_Short task_
Tally every line of the listing where the string "viết" is found, and state the total alone.

Stored entries
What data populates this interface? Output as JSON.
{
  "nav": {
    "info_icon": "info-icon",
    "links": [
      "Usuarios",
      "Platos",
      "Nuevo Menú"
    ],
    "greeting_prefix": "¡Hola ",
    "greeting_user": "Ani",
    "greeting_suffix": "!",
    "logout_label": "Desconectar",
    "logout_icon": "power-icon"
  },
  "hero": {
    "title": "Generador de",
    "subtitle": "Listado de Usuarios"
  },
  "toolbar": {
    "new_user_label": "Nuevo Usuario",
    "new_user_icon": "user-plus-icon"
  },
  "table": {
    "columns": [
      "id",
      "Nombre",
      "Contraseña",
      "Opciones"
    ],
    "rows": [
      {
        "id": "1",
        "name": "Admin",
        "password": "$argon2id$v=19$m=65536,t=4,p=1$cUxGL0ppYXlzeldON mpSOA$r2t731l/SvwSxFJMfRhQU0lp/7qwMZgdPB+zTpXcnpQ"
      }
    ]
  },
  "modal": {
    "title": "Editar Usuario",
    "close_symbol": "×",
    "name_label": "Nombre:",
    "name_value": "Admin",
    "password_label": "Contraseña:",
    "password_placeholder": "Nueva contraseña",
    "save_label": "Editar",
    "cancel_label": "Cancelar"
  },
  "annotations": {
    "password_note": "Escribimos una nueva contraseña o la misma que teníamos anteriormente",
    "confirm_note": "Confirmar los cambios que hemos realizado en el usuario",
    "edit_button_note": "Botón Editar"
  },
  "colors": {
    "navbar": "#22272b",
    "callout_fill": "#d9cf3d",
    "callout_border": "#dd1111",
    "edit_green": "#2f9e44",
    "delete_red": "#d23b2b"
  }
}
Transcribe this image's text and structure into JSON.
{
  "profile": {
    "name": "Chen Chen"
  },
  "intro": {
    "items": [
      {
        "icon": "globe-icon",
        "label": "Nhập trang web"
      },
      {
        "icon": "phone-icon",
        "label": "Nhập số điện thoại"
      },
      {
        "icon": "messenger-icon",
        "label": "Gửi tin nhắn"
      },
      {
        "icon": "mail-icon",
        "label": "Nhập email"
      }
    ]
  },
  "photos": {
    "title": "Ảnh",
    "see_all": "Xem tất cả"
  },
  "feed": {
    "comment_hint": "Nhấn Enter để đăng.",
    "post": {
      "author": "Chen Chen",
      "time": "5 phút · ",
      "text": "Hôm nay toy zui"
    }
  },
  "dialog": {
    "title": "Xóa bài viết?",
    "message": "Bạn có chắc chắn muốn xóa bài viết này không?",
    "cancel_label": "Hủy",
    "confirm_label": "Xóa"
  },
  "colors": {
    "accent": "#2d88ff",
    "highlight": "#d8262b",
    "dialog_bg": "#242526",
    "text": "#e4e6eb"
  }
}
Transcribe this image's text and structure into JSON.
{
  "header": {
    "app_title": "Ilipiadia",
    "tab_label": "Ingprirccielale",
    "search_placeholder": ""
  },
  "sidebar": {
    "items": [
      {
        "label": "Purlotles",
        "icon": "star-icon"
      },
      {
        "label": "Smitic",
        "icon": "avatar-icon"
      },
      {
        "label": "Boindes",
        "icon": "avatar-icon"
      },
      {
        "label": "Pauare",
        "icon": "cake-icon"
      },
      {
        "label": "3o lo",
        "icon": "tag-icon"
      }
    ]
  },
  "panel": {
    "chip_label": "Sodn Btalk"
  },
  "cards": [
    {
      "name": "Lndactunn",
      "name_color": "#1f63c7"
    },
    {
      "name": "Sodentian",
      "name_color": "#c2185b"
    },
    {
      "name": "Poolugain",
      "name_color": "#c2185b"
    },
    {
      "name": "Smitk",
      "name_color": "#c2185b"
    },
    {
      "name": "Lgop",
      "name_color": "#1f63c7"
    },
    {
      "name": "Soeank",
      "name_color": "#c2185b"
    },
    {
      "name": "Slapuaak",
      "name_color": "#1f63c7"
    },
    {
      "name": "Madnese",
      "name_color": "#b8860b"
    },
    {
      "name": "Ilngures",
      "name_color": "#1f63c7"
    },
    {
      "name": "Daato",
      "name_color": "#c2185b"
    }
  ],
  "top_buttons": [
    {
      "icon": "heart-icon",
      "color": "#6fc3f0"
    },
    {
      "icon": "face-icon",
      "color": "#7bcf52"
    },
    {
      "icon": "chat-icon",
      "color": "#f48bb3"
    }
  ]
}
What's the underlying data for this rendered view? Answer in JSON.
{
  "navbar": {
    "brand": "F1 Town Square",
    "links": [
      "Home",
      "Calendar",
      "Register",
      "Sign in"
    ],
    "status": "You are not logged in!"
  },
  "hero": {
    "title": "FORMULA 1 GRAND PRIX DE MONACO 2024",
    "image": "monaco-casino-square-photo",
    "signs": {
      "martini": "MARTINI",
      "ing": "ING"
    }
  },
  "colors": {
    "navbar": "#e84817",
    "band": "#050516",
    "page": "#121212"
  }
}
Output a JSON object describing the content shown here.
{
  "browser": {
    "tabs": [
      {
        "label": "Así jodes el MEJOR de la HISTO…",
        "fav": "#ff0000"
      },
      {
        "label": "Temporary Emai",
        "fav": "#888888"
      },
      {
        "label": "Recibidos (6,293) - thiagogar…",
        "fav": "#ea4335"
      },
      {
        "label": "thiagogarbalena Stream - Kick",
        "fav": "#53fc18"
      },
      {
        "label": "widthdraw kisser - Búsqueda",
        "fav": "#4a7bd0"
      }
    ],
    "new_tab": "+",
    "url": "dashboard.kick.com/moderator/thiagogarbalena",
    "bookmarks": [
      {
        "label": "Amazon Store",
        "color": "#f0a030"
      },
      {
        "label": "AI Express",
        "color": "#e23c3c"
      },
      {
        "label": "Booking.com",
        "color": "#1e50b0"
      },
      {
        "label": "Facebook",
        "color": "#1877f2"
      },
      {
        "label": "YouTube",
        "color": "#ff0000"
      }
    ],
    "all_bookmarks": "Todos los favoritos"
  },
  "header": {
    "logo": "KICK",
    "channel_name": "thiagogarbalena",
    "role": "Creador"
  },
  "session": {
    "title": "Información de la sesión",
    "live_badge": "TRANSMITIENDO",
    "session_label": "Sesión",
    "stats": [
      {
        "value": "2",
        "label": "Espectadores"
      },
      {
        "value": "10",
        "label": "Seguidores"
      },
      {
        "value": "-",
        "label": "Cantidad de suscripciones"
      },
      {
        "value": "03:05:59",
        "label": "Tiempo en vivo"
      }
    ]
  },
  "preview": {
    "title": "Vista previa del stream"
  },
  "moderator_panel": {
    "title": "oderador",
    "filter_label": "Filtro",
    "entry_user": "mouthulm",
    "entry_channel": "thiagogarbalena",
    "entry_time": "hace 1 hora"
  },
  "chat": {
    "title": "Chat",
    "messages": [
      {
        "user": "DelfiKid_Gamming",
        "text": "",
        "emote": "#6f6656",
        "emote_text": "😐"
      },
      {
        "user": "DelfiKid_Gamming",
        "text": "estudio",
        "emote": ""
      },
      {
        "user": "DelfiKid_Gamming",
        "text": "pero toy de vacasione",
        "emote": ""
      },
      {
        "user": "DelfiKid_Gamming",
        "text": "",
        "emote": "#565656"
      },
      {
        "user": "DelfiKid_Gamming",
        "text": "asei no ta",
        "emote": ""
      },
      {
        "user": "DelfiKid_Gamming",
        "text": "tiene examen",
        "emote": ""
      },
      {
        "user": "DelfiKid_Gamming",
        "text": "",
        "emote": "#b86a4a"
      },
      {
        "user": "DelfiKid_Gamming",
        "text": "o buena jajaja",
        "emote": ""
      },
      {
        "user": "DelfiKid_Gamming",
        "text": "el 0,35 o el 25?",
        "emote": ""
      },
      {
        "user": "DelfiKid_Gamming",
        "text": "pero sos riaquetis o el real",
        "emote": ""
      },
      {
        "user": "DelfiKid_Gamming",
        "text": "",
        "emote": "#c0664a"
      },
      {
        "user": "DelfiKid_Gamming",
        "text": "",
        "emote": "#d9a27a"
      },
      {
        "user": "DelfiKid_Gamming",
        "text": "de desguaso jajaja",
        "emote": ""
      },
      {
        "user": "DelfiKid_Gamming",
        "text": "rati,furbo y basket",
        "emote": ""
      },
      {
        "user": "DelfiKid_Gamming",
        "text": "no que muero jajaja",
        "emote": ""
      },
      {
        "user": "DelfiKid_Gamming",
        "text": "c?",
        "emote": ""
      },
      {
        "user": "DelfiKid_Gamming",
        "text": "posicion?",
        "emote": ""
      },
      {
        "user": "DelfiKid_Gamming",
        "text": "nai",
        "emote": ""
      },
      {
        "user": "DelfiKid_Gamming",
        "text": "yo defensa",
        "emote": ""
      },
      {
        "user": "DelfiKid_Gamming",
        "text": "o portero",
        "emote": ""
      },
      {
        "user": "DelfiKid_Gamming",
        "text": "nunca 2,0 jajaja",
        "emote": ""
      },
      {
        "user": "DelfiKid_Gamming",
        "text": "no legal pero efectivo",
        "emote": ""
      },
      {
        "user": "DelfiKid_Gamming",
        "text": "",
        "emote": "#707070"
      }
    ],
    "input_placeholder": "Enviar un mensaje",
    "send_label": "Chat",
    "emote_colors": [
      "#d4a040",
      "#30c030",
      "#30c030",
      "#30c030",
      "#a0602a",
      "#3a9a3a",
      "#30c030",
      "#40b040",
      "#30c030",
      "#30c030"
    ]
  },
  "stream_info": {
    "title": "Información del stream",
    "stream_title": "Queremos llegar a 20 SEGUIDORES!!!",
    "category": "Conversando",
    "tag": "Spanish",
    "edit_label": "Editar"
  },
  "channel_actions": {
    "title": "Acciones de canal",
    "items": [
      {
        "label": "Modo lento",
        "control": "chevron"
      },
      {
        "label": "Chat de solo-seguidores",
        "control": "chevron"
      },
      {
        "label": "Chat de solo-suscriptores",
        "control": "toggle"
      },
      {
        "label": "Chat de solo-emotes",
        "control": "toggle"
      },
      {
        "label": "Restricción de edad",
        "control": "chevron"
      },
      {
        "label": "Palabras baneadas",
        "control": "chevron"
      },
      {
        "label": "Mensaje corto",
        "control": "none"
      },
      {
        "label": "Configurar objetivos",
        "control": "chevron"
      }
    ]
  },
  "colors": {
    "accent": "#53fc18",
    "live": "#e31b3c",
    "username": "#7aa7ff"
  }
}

_Exercise result_
2